What to work on: Pull each line holding the word "медицинских" from the data.

Available records:
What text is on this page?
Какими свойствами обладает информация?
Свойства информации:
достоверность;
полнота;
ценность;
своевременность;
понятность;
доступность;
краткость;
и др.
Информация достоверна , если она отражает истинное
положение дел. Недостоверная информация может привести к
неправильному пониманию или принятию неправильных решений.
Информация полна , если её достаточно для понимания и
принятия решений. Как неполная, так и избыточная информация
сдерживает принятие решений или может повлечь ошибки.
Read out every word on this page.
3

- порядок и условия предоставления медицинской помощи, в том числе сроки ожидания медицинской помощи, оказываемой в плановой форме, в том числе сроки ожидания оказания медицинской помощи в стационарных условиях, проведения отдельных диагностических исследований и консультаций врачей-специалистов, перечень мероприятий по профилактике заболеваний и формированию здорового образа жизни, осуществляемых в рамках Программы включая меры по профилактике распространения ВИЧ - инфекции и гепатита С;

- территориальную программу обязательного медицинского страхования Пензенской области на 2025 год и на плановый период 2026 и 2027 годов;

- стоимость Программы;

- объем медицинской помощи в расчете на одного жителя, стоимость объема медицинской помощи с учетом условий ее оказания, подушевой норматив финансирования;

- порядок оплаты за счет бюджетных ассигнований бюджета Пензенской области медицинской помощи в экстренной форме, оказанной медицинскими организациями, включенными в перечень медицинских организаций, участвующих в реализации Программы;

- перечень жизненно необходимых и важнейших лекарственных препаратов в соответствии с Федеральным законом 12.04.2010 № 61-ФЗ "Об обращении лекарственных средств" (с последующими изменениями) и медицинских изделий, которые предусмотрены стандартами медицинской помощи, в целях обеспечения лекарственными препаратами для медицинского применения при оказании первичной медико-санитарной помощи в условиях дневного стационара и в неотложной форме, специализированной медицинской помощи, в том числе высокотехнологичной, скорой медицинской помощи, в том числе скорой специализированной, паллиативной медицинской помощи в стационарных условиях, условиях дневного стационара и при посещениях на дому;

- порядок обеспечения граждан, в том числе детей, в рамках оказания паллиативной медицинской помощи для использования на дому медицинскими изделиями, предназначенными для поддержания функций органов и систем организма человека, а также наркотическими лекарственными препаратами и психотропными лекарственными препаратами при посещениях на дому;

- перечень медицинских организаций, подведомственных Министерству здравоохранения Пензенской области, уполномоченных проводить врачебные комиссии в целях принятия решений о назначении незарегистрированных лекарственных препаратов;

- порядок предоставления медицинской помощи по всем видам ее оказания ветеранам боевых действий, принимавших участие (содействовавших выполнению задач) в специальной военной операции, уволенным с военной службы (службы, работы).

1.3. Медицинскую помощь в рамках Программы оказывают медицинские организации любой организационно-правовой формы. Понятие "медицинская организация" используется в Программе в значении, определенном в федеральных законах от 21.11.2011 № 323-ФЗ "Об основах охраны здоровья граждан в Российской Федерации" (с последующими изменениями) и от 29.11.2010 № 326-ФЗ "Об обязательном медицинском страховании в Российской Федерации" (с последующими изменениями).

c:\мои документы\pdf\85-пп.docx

The completed task:
- порядок оплаты за счет бюджетных ассигнований бюджета Пензенской области медицинской помощи в экстренной форме, оказанной медицинскими организациями, включенными в перечень медицинских организаций, участвующих в реализации Программы;
- перечень жизненно необходимых и важнейших лекарственных препаратов в соответствии с Федеральным законом 12.04.2010 № 61-ФЗ "Об обращении лекарственных средств" (с последующими изменениями) и медицинских изделий, которые предусмотрены стандартами медицинской помощи, в целях обеспечения лекарственными препаратами для медицинского применения при оказании первичной медико-санитарной помощи в условиях дневного стационара и в неотложной форме, специализированной медицинской помощи, в том числе высокотехнологичной, скорой медицинской помощи, в том числе скорой специализированной, паллиативной медицинской помощи в стационарных условиях, условиях дневного стационара и при посещениях на дому;
- перечень медицинских организаций, подведомственных Министерству здравоохранения Пензенской области, уполномоченных проводить врачебные комиссии в целях принятия решений о назначении незарегистрированных лекарственных препаратов;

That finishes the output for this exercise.